### Document section
- Opening Delimiter -

Adam Neumann’s vision and hype built WeWork into the largest provider of office space in the world. But his eccentric and self-serving behavior, failed IPO plans and hemorrhaging losses at the company have prompted SoftBank — its largest investor — to push for his ouster as CEO.
“Could the company survive without Adam?” said Sam Zell, the chairman of Equity Group Investments. “I’m sure they could.”
A profile last week in the Wall Street Journal revealed that Neumann smoked marijuana on a private flight overseas, prompting the jet’s owner to recall the plane.
That appears to be the tipping point for SoftBank’s founder Masayoshi Son, who is pushing to remove Neumann from the top job, according to a report Sunday from CNBC. Neumann would move into a non-executive chairman role, according to the Wall Street Journal. Representatives for the We Company declined to comment.
“What can get these guys in trouble is their egos and arrogance,” said Ray Mikulich, the chairman of commercial real estate software giant Altus Group and Colony Capital board member. “The skills and attributes that make a founder successful are not necessarily well suited for a public environment.”
The removal of a company’s founder before an IPO has precedent. At Uber, co-founder and CEO Travis Kalanick left the company after a laundry list of scandals and missteps. He was replaced by Dara Khosrowshahi, who ultimately led the company to its public offering in May.
Other founders, however, have managed to hold on to their notable startups even in the face of controversy.
Elon Musk, who remains at the helm of Tesla, has been cited in recent years for erratic behavior, including smoking marijuana on a live radio show and prompting a U.S. Securities and Exchange Commission investigation with a single tweet. Mark Zuckerberg faced pressure to leave to leave Facebook after a series of privacy-related scandals but has remained at the helm.
Neumann’s own dubious behaviors — recent disclosures include a desire to become president of the world, prime minister of Israel, the first trillionaire and to live forever — appear to be the final straw for some directors of WeWork’s parent company.
But others direct blame for WeWork’s misgivings at the board, which includes representatives from investors SoftBank and Hony Capital. Scott Galloway, a marketing professor at New York University and outspoken skeptic of WeWork’s valuation, said that the board appears to exist to enable Neumann’s control of the company.
“Adam’s not the problem, but a weak board that has let him engage in self-dealing and set no boundaries,” Galloway wrote in an email. “Good boards are fiduciaries for all stakeholders.”
Some see a benefit to Neumann leading the company in the public markets — in part because the process of finding an equally skilled fundraiser would pose a challenging task, said Rett Wallace, CEO of Triton Research Inc.

- Closing Delimiter -

### Dataset extract
- Opening Delimiter -

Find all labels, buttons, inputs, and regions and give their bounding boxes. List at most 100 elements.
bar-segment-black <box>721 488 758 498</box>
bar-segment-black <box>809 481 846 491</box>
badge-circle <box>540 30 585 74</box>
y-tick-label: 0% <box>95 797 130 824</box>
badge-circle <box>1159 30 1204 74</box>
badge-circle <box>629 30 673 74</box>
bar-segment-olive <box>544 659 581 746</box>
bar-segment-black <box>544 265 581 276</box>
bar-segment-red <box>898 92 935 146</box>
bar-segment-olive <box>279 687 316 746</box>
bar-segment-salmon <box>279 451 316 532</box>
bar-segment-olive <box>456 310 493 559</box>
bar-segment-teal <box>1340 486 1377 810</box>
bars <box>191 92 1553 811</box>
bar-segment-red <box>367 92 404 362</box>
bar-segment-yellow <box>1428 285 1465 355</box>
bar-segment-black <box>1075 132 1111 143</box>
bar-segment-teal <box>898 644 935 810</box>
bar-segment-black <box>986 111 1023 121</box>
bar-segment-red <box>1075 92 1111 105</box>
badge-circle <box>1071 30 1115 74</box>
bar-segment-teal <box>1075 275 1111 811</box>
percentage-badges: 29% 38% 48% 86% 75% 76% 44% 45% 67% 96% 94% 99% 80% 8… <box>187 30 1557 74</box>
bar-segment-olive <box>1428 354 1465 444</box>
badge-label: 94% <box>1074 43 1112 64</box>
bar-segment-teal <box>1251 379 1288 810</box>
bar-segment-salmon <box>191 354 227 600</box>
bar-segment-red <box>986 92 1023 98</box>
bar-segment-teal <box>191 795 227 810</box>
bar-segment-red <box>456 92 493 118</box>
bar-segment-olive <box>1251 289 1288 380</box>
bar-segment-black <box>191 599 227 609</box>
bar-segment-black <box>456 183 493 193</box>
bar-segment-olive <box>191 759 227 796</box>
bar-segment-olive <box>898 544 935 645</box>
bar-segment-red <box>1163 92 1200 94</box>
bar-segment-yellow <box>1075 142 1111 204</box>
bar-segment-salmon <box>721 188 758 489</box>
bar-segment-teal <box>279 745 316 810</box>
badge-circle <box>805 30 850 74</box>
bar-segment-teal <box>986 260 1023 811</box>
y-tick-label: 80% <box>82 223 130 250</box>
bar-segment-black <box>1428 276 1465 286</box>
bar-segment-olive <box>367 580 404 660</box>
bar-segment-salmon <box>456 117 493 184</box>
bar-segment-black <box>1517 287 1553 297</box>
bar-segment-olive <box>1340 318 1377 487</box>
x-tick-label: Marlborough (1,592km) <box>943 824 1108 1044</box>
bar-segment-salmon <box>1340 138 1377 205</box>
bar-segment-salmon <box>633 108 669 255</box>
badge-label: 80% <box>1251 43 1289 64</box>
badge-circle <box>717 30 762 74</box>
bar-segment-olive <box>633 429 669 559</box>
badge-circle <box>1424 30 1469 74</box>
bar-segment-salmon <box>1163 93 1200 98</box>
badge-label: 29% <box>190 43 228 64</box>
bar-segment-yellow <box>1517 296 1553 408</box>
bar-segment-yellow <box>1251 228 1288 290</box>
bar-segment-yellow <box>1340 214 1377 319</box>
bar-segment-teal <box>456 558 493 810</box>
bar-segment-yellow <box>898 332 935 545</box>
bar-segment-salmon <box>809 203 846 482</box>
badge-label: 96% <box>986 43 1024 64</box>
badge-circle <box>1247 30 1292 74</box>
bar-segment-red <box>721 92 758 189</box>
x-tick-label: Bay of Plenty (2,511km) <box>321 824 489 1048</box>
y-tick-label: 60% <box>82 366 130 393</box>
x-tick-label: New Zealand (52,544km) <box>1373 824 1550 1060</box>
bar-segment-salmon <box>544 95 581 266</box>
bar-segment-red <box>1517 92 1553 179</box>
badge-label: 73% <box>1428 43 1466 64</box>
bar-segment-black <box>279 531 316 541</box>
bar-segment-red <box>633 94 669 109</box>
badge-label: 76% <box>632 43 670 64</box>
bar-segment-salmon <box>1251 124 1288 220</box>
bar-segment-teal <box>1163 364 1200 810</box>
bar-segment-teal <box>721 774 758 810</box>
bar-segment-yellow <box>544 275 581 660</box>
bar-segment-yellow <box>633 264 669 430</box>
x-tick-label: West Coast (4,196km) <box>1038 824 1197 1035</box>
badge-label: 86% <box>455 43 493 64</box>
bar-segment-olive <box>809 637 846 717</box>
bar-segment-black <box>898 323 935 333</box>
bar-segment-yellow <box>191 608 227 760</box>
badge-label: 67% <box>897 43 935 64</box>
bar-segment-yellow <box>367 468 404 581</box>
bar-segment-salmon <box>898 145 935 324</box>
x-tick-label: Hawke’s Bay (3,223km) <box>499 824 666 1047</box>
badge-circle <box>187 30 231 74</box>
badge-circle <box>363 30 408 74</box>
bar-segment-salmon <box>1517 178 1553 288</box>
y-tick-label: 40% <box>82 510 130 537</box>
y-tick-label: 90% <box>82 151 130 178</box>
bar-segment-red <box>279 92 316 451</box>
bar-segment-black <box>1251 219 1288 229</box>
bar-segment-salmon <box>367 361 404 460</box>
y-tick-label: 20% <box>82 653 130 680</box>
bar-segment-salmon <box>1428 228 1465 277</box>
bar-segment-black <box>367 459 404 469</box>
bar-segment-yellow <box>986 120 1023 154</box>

- Closing Delimiter -

### Work instructions
In the article about WeWork and Adam Neumann, who replaced Travis Kalanick at Uber?

### Your response
Dara Khosrowshahi replaced Travis Kalanick at Uber.